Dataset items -
○ ○ ○ ○ ○ ○ ○
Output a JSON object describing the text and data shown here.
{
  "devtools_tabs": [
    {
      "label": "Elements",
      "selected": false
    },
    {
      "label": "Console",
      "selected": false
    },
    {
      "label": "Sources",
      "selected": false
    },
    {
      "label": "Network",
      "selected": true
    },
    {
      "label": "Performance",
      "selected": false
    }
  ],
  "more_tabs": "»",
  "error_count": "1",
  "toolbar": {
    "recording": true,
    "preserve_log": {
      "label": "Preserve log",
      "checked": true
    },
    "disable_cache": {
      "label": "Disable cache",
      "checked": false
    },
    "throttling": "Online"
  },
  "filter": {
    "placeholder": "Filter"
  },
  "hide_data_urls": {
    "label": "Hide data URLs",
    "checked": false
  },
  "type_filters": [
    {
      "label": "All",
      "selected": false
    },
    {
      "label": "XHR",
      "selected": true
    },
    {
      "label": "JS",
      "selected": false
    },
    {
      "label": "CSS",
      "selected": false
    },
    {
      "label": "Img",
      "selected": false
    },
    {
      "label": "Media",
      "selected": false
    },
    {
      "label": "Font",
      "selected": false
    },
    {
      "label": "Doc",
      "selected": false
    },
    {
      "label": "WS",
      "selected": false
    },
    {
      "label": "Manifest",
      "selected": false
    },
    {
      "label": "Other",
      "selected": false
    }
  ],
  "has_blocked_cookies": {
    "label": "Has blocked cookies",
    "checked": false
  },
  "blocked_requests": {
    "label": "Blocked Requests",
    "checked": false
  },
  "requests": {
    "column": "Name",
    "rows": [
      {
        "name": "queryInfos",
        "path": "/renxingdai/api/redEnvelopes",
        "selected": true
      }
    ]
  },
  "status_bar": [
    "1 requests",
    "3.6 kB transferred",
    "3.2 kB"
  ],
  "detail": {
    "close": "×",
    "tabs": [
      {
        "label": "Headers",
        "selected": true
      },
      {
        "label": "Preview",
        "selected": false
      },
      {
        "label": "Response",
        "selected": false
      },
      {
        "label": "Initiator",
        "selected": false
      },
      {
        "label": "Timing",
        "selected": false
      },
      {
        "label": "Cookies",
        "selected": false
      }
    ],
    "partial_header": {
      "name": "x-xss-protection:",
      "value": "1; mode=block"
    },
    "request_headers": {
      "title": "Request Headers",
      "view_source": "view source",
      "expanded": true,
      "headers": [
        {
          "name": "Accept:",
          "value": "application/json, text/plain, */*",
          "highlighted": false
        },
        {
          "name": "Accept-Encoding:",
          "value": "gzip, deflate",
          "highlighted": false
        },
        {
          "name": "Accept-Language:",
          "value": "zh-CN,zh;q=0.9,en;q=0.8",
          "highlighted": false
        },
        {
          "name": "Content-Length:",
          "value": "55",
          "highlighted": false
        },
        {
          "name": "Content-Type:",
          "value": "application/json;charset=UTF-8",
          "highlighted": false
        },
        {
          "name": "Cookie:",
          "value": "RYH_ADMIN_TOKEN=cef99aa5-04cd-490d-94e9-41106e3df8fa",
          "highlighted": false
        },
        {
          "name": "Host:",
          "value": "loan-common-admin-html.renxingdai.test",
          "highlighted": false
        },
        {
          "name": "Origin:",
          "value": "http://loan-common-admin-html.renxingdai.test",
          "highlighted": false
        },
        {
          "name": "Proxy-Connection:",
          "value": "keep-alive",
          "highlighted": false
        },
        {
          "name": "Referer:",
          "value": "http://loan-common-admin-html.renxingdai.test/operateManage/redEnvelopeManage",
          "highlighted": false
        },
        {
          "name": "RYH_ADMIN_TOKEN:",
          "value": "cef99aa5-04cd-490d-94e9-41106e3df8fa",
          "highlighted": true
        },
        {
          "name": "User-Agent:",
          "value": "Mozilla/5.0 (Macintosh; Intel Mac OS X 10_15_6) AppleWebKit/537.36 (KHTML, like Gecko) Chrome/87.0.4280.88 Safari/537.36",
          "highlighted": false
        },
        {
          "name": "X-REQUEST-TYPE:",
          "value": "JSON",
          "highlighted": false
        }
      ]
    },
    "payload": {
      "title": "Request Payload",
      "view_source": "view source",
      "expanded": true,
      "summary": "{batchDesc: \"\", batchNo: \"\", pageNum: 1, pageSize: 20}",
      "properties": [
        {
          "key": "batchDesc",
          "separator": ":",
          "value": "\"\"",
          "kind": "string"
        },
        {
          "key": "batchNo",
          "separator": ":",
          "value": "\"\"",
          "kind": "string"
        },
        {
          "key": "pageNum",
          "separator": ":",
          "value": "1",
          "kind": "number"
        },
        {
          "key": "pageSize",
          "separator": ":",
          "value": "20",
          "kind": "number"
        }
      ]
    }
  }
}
○ ○ ○ ○ ○ ○ ○
The problem - Restate the whole listing exactly, leaving out nothing.

Problem solution -
Output a JSON object describing the text and data shown here.
{
  "devtools_tabs": [
    {
      "label": "Elements",
      "selected": false
    },
    {
      "label": "Console",
      "selected": false
    },
    {
      "label": "Sources",
      "selected": false
    },
    {
      "label": "Network",
      "selected": true
    },
    {
      "label": "Performance",
      "selected": false
    }
  ],
  "more_tabs": "»",
  "error_count": "1",
  "toolbar": {
    "recording": true,
    "preserve_log": {
      "label": "Preserve log",
      "checked": true
    },
    "disable_cache": {
      "label": "Disable cache",
      "checked": false
    },
    "throttling": "Online"
  },
  "filter": {
    "placeholder": "Filter"
  },
  "hide_data_urls": {
    "label": "Hide data URLs",
    "checked": false
  },
  "type_filters": [
    {
      "label": "All",
      "selected": false
    },
    {
      "label": "XHR",
      "selected": true
    },
    {
      "label": "JS",
      "selected": false
    },
    {
      "label": "CSS",
      "selected": false
    },
    {
      "label": "Img",
      "selected": false
    },
    {
      "label": "Media",
      "selected": false
    },
    {
      "label": "Font",
      "selected": false
    },
    {
      "label": "Doc",
      "selected": false
    },
    {
      "label": "WS",
      "selected": false
    },
    {
      "label": "Manifest",
      "selected": false
    },
    {
      "label": "Other",
      "selected": false
    }
  ],
  "has_blocked_cookies": {
    "label": "Has blocked cookies",
    "checked": false
  },
  "blocked_requests": {
    "label": "Blocked Requests",
    "checked": false
  },
  "requests": {
    "column": "Name",
    "rows": [
      {
        "name": "queryInfos",
        "path": "/renxingdai/api/redEnvelopes",
        "selected": true
      }
    ]
  },
  "status_bar": [
    "1 requests",
    "3.6 kB transferred",
    "3.2 kB"
  ],
  "detail": {
    "close": "×",
    "tabs": [
      {
        "label": "Headers",
        "selected": true
      },
      {
        "label": "Preview",
        "selected": false
      },
      {
        "label": "Response",
        "selected": false
      },
      {
        "label": "Initiator",
        "selected": false
      },
      {
        "label": "Timing",
        "selected": false
      },
      {
        "label": "Cookies",
        "selected": false
      }
    ],
    "partial_header": {
      "name": "x-xss-protection:",
      "value": "1; mode=block"
    },
    "request_headers": {
      "title": "Request Headers",
      "view_source": "view source",
      "expanded": true,
      "headers": [
        {
          "name": "Accept:",
          "value": "application/json, text/plain, */*",
          "highlighted": false
        },
        {
          "name": "Accept-Encoding:",
          "value": "gzip, deflate",
          "highlighted": false
        },
        {
          "name": "Accept-Language:",
          "value": "zh-CN,zh;q=0.9,en;q=0.8",
          "highlighted": false
        },
        {
          "name": "Content-Length:",
          "value": "55",
          "highlighted": false
        },
        {
          "name": "Content-Type:",
          "value": "application/json;charset=UTF-8",
          "highlighted": false
        },
        {
          "name": "Cookie:",
          "value": "RYH_ADMIN_TOKEN=cef99aa5-04cd-490d-94e9-41106e3df8fa",
          "highlighted": false
        },
        {
          "name": "Host:",
          "value": "loan-common-admin-html.renxingdai.test",
          "highlighted": false
        },
        {
          "name": "Origin:",
          "value": "http://loan-common-admin-html.renxingdai.test",
          "highlighted": false
        },
        {
          "name": "Proxy-Connection:",
          "value": "keep-alive",
          "highlighted": false
        },
        {
          "name": "Referer:",
          "value": "http://loan-common-admin-html.renxingdai.test/operateManage/redEnvelopeManage",
          "highlighted": false
        },
        {
          "name": "RYH_ADMIN_TOKEN:",
          "value": "cef99aa5-04cd-490d-94e9-41106e3df8fa",
          "highlighted": true
        },
        {
          "name": "User-Agent:",
          "value": "Mozilla/5.0 (Macintosh; Intel Mac OS X 10_15_6) AppleWebKit/537.36 (KHTML, like Gecko) Chrome/87.0.4280.88 Safari/537.36",
          "highlighted": false
        },
        {
          "name": "X-REQUEST-TYPE:",
          "value": "JSON",
          "highlighted": false
        }
      ]
    },
    "payload": {
      "title": "Request Payload",
      "view_source": "view source",
      "expanded": true,
      "summary": "{batchDesc: \"\", batchNo: \"\", pageNum: 1, pageSize: 20}",
      "properties": [
        {
          "key": "batchDesc",
          "separator": ":",
          "value": "\"\"",
          "kind": "string"
        },
        {
          "key": "batchNo",
          "separator": ":",
          "value": "\"\"",
          "kind": "string"
        },
        {
          "key": "pageNum",
          "separator": ":",
          "value": "1",
          "kind": "number"
        },
        {
          "key": "pageSize",
          "separator": ":",
          "value": "20",
          "kind": "number"
        }
      ]
    }
  }
}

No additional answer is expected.